Objectifs –
A. D'après le texte sur l'Éloge de l'érection, en quelle année Dimitris Dimitriadis a-t-il publié Je meurs comme un pays ?
B. Reproduisez fidèlement, dans le texte sur l'Éloge de l'érection, le passage qui commence par les mots contenant « L'organe sexuel masculin » et se termine par « pas d'autre choix. ».

Texte de la page –
****

Publié le 15 décembre 2016 par Francisrichard @francisrichard
Eloge de l'érection, de Barbara Polla et Dimitris Dimitriadis

L'érection est comprise ici comme une manifestation première du désir, de la joie et de la fertilité; comme un événement sacré; comme une conquête et une fierté, y compris d'un pays tout entier.

Ainsi s'expriment Barbara Polla, Paul Ardenne et Maria Efstathiadi, dans le texte introductif de l'ouvrage collectif, où est fait l'Eloge de l'érection, dans tous ses états, un éloge qui, à ma connaissance, est sans précédent en littérature.

Barbara Polla est à l'initiative de cette publication, qui rend hommage à Dimitris Dimitriadis et qui reprend l'ensemble des textes des interventions faites à Athènes, le 22 novembre 2013, lors d'une conférence sur le thème: Je bande comme un pays.

En 1978, Dimitris Dimitriadis avait publié un livre, Je meurs comme un pays, dans lequel les femmes n'avaient plus d'enfants, les hommes ne voulaient plus se battre, le pays faisait son involution et la langue elle-même se mourait.

La conférence était en somme l'inversion du paradigme de la mort que la société impose à l'homme, qu'avait décrite Dimitris Dimitriadis; elle était défense du miracle du phallus capable de fusionner la mort et l'amour, Thanatos et Éros (Vincent Cespedes).

L'organe sexuel masculin passe en effet par deux états: l'érection et la flaccidité (et inversement), c'est-à-dire du désir à la petite mort - de la vie à la mort (Barbara Polla): L'érection est un aboutissement momentané et réussi du désir (Maria Efstathiadi).

Mais l'érection est de loin pas seulement manifestation visible de l'organe masculin: Accessoirement l'Homo erectus est celui qui bande; mais il est d'abord celui qui bande son esprit, sa volonté, voire ses muscles, écrit avec justesse Barbara Polla.

Et les auteurs font son éloge dans tous ses autres états, que sont la politique, l'architecture, la mythologie, la philosophie, la psychologie, l'art, la poésie. Elli Paxinou résume cette ubiquité: L'érection? Une nécessité. La vie n'a pas d'autre choix.

****

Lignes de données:

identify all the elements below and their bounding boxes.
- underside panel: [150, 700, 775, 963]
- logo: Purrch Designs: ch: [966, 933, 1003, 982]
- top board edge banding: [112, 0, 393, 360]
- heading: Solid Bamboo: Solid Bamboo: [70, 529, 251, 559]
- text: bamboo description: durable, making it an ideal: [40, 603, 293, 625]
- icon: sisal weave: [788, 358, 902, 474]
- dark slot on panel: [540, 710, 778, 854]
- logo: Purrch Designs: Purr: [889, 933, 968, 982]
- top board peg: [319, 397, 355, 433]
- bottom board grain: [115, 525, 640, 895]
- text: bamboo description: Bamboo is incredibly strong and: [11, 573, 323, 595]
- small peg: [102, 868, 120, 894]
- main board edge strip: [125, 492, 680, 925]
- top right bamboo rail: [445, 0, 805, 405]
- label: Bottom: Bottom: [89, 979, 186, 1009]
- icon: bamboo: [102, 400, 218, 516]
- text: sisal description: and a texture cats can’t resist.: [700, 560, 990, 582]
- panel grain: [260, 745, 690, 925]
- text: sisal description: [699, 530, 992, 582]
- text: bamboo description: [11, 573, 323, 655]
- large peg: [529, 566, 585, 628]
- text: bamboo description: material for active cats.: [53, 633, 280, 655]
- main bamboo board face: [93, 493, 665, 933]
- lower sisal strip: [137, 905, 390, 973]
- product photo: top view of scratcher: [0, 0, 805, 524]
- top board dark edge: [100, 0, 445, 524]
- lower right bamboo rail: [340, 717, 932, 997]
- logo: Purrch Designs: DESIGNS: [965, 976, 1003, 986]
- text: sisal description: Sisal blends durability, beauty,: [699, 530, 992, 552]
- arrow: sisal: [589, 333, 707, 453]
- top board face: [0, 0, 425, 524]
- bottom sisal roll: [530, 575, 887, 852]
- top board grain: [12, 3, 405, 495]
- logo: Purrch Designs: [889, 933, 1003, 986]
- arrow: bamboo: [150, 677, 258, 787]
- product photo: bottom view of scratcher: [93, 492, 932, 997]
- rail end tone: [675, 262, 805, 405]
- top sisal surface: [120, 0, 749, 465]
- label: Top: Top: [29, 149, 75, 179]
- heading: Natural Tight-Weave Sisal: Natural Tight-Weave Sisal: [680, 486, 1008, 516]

****

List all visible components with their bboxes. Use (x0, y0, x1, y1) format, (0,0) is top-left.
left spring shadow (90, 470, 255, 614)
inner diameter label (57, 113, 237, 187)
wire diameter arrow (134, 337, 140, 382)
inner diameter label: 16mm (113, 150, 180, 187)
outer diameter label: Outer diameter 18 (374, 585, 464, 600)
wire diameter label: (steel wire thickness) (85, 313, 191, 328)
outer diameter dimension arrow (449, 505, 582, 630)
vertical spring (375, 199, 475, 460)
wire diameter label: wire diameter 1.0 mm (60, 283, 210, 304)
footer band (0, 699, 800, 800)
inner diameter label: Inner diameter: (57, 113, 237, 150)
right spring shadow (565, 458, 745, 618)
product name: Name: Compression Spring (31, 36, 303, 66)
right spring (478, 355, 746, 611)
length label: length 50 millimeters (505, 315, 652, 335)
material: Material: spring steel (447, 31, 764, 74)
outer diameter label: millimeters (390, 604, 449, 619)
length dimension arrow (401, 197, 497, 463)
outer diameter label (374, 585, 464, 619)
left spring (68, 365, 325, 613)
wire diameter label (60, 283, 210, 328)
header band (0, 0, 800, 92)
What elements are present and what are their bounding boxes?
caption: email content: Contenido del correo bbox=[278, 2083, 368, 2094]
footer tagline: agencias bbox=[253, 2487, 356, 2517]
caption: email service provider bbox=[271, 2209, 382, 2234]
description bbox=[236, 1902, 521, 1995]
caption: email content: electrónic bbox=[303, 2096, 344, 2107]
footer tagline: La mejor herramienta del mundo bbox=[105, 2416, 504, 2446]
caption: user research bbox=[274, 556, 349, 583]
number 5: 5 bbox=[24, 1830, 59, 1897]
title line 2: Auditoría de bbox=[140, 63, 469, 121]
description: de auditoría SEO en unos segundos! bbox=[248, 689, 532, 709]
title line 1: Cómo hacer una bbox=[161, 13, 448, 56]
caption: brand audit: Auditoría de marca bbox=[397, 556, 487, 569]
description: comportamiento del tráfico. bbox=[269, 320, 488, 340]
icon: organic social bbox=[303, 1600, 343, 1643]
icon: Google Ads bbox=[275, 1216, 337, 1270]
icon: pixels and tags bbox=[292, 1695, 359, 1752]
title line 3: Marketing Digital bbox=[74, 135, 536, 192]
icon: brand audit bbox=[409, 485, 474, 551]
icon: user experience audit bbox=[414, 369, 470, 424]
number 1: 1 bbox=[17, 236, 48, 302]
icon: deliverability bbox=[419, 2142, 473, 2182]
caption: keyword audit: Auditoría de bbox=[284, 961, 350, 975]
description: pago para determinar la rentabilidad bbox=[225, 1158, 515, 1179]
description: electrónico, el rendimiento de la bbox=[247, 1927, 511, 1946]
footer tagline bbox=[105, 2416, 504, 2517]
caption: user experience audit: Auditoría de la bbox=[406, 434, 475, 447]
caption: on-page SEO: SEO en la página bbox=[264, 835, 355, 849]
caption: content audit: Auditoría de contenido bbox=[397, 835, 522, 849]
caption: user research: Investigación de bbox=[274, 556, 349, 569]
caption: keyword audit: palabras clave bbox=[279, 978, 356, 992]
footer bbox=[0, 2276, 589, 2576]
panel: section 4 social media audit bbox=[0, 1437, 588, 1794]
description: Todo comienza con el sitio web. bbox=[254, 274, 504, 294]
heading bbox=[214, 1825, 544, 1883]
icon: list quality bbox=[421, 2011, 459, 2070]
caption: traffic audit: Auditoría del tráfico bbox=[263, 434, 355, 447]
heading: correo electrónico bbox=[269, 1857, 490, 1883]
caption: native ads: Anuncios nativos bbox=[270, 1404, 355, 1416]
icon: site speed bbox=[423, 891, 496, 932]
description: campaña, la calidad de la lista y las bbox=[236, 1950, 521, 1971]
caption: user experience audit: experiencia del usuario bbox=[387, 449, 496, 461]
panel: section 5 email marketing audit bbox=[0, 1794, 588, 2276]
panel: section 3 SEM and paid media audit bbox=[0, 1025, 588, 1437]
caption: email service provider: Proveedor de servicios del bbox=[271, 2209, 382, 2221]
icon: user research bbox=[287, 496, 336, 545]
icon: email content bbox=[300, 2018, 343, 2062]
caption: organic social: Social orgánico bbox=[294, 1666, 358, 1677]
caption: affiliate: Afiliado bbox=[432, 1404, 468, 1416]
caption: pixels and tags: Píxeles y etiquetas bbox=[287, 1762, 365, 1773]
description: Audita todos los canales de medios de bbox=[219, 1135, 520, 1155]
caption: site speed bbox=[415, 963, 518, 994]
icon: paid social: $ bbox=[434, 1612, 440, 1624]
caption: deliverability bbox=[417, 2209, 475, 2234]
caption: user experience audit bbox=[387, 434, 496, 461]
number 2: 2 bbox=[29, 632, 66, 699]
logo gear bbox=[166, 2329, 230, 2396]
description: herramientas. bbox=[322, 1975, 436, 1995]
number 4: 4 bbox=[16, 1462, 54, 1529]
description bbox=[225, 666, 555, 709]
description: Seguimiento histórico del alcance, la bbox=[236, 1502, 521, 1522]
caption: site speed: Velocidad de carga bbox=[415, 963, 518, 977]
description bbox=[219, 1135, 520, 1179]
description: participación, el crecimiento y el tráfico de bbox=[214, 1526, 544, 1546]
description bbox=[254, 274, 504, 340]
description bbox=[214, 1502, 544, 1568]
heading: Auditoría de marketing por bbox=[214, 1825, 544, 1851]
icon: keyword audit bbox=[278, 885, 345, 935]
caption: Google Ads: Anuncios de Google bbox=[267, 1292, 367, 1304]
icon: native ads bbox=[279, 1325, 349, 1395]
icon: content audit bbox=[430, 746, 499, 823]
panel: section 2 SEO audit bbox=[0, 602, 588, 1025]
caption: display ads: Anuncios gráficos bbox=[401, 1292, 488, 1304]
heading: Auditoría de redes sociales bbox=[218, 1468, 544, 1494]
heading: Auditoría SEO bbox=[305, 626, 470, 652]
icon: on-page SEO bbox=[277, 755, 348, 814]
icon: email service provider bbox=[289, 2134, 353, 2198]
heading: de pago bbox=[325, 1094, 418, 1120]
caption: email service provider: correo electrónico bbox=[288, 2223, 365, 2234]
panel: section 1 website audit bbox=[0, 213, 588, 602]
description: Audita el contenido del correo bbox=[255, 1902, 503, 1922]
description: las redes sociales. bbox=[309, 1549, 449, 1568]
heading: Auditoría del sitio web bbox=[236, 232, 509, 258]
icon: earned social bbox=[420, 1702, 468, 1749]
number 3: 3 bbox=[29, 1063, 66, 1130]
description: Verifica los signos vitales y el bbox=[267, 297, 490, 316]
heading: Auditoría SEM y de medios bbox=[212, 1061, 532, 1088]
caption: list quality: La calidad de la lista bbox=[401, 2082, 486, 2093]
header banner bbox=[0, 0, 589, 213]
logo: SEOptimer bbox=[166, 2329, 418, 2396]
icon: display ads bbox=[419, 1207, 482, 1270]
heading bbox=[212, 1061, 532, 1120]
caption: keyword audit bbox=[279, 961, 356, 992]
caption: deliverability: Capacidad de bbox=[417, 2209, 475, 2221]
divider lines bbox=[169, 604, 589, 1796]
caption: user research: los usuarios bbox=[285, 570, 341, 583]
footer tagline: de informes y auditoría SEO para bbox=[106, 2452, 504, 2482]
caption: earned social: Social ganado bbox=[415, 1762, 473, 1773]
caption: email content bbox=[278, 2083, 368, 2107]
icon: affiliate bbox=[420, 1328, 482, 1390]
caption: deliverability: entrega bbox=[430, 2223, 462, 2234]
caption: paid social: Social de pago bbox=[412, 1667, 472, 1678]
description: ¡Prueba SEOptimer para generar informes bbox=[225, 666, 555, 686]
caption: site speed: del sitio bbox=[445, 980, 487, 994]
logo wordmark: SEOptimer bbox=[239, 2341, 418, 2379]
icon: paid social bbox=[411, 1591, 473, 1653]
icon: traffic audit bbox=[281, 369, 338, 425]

****

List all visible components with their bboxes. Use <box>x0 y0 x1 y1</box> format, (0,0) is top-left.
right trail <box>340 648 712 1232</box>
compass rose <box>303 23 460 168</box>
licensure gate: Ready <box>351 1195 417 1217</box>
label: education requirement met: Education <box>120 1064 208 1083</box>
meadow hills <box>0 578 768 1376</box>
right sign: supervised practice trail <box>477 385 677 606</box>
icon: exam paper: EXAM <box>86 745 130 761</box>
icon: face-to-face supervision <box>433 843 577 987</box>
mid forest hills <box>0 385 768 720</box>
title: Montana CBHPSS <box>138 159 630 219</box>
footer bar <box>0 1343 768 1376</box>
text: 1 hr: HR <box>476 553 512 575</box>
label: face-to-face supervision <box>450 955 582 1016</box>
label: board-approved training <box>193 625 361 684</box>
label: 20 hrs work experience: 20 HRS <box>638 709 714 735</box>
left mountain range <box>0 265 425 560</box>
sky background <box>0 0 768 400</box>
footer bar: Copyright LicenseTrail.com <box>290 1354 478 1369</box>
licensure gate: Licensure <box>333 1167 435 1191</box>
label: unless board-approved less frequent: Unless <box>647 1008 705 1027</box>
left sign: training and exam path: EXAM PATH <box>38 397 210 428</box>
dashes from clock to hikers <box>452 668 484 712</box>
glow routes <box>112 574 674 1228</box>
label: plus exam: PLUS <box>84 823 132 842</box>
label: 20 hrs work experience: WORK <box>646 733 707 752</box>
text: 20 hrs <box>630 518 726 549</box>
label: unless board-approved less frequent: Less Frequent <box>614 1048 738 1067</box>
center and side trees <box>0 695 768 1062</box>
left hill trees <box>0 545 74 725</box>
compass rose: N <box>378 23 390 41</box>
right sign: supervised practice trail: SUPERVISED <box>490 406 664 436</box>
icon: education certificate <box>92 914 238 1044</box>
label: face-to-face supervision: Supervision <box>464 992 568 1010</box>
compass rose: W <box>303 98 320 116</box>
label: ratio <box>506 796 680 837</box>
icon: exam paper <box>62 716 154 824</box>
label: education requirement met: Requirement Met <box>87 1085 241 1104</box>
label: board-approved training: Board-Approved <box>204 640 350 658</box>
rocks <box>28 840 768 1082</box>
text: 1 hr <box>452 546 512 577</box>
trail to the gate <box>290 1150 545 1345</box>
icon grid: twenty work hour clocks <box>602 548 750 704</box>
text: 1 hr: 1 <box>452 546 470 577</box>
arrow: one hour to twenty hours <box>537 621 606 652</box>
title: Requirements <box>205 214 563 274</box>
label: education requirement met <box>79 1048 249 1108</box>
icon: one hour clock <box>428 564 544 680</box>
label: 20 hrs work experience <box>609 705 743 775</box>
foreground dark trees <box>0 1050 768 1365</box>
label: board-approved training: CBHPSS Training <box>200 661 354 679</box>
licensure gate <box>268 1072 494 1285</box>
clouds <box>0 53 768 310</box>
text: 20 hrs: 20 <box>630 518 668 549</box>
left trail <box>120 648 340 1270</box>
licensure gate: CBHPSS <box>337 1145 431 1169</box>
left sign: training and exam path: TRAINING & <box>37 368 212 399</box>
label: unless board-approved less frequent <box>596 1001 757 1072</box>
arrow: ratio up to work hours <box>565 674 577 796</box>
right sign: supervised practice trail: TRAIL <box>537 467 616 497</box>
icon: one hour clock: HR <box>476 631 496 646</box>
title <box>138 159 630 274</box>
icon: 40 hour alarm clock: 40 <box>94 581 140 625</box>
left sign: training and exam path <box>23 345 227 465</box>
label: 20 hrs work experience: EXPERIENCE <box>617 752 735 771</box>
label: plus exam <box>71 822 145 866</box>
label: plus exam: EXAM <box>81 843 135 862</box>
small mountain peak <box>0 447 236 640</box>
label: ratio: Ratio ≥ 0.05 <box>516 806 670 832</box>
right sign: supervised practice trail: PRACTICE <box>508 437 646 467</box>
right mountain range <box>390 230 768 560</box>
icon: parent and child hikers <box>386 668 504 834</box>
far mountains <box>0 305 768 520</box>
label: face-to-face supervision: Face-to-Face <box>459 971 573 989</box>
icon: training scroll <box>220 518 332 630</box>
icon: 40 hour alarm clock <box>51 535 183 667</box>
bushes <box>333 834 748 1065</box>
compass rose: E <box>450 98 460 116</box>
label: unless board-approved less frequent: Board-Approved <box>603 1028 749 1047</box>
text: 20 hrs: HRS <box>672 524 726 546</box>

****

En réponse –
A. En 1978.

B.
L'organe sexuel masculin passe en effet par deux états: l'érection et la flaccidité (et inversement), c'est-à-dire du désir à la petite mort - de la vie à la mort (Barbara Polla): L'érection est un aboutissement momentané et réussi du désir (Maria Efstathiadi).

Mais l'érection est de loin pas seulement manifestation visible de l'organe masculin: Accessoirement l'Homo erectus est celui qui bande; mais il est d'abord celui qui bande son esprit, sa volonté, voire ses muscles, écrit avec justesse Barbara Polla.

Et les auteurs font son éloge dans tous ses autres états, que sont la politique, l'architecture, la mythologie, la philosophie, la psychologie, l'art, la poésie. Elli Paxinou résume cette ubiquité: L'érection? Une nécessité. La vie n'a pas d'autre choix.